[begin Dataset entries]

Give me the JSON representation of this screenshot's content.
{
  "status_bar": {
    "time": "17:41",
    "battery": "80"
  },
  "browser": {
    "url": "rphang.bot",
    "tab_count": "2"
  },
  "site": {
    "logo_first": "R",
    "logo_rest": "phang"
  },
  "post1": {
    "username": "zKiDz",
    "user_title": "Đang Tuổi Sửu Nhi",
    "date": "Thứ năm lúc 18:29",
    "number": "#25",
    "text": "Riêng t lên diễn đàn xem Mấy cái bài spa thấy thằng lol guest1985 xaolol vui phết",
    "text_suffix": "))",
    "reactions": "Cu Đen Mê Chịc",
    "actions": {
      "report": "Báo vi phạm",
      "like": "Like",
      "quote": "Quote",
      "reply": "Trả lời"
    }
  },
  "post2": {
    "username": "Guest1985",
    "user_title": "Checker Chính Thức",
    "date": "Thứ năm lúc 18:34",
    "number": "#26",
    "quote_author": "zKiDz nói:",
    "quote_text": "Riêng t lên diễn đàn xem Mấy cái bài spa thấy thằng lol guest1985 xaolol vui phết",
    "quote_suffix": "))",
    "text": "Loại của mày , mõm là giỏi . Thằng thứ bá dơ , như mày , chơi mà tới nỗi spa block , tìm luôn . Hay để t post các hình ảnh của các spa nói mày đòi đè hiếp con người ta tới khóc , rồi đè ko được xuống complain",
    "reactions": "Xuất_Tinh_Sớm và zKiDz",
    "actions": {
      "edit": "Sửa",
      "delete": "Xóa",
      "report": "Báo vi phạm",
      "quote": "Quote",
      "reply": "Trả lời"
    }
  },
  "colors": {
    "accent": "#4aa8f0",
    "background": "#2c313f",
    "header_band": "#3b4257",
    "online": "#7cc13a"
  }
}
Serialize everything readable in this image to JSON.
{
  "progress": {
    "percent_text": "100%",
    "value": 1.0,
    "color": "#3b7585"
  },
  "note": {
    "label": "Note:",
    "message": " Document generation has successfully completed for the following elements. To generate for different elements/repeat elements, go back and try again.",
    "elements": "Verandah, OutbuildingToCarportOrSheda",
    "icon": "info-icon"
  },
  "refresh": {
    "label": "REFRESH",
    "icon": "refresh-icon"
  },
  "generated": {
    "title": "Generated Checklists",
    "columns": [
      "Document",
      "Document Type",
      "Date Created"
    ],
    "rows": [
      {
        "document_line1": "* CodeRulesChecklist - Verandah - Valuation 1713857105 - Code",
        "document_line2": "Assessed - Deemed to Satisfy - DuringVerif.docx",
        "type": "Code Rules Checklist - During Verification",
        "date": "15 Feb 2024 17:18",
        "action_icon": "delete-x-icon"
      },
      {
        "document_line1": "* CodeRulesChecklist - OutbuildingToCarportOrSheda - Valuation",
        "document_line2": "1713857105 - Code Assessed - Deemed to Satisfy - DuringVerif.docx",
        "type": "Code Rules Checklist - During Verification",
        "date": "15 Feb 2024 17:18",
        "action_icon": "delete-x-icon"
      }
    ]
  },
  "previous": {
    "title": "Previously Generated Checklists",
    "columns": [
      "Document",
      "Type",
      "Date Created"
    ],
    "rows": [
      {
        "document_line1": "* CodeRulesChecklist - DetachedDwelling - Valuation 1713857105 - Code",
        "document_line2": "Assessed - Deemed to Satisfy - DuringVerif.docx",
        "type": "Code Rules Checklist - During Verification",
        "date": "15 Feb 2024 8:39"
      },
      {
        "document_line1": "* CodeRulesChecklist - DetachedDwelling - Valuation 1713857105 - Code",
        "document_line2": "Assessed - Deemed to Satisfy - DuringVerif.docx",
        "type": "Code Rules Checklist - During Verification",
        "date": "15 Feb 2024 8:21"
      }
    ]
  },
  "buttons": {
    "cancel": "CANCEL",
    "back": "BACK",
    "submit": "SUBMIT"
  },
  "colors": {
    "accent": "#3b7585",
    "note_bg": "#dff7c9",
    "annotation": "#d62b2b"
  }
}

[end Dataset entries]

#### Instructions for the task:
Copy out the whole listing exactly as written.

#### Result:
Give me the JSON representation of this screenshot's content.
{
  "status_bar": {
    "time": "17:41",
    "battery": "80"
  },
  "browser": {
    "url": "rphang.bot",
    "tab_count": "2"
  },
  "site": {
    "logo_first": "R",
    "logo_rest": "phang"
  },
  "post1": {
    "username": "zKiDz",
    "user_title": "Đang Tuổi Sửu Nhi",
    "date": "Thứ năm lúc 18:29",
    "number": "#25",
    "text": "Riêng t lên diễn đàn xem Mấy cái bài spa thấy thằng lol guest1985 xaolol vui phết",
    "text_suffix": "))",
    "reactions": "Cu Đen Mê Chịc",
    "actions": {
      "report": "Báo vi phạm",
      "like": "Like",
      "quote": "Quote",
      "reply": "Trả lời"
    }
  },
  "post2": {
    "username": "Guest1985",
    "user_title": "Checker Chính Thức",
    "date": "Thứ năm lúc 18:34",
    "number": "#26",
    "quote_author": "zKiDz nói:",
    "quote_text": "Riêng t lên diễn đàn xem Mấy cái bài spa thấy thằng lol guest1985 xaolol vui phết",
    "quote_suffix": "))",
    "text": "Loại của mày , mõm là giỏi . Thằng thứ bá dơ , như mày , chơi mà tới nỗi spa block , tìm luôn . Hay để t post các hình ảnh của các spa nói mày đòi đè hiếp con người ta tới khóc , rồi đè ko được xuống complain",
    "reactions": "Xuất_Tinh_Sớm và zKiDz",
    "actions": {
      "edit": "Sửa",
      "delete": "Xóa",
      "report": "Báo vi phạm",
      "quote": "Quote",
      "reply": "Trả lời"
    }
  },
  "colors": {
    "accent": "#4aa8f0",
    "background": "#2c313f",
    "header_band": "#3b4257",
    "online": "#7cc13a"
  }
}
Serialize everything readable in this image to JSON.
{
  "progress": {
    "percent_text": "100%",
    "value": 1.0,
    "color": "#3b7585"
  },
  "note": {
    "label": "Note:",
    "message": " Document generation has successfully completed for the following elements. To generate for different elements/repeat elements, go back and try again.",
    "elements": "Verandah, OutbuildingToCarportOrSheda",
    "icon": "info-icon"
  },
  "refresh": {
    "label": "REFRESH",
    "icon": "refresh-icon"
  },
  "generated": {
    "title": "Generated Checklists",
    "columns": [
      "Document",
      "Document Type",
      "Date Created"
    ],
    "rows": [
      {
        "document_line1": "* CodeRulesChecklist - Verandah - Valuation 1713857105 - Code",
        "document_line2": "Assessed - Deemed to Satisfy - DuringVerif.docx",
        "type": "Code Rules Checklist - During Verification",
        "date": "15 Feb 2024 17:18",
        "action_icon": "delete-x-icon"
      },
      {
        "document_line1": "* CodeRulesChecklist - OutbuildingToCarportOrSheda - Valuation",
        "document_line2": "1713857105 - Code Assessed - Deemed to Satisfy - DuringVerif.docx",
        "type": "Code Rules Checklist - During Verification",
        "date": "15 Feb 2024 17:18",
        "action_icon": "delete-x-icon"
      }
    ]
  },
  "previous": {
    "title": "Previously Generated Checklists",
    "columns": [
      "Document",
      "Type",
      "Date Created"
    ],
    "rows": [
      {
        "document_line1": "* CodeRulesChecklist - DetachedDwelling - Valuation 1713857105 - Code",
        "document_line2": "Assessed - Deemed to Satisfy - DuringVerif.docx",
        "type": "Code Rules Checklist - During Verification",
        "date": "15 Feb 2024 8:39"
      },
      {
        "document_line1": "* CodeRulesChecklist - DetachedDwelling - Valuation 1713857105 - Code",
        "document_line2": "Assessed - Deemed to Satisfy - DuringVerif.docx",
        "type": "Code Rules Checklist - During Verification",
        "date": "15 Feb 2024 8:21"
      }
    ]
  },
  "buttons": {
    "cancel": "CANCEL",
    "back": "BACK",
    "submit": "SUBMIT"
  },
  "colors": {
    "accent": "#3b7585",
    "note_bg": "#dff7c9",
    "annotation": "#d62b2b"
  }
}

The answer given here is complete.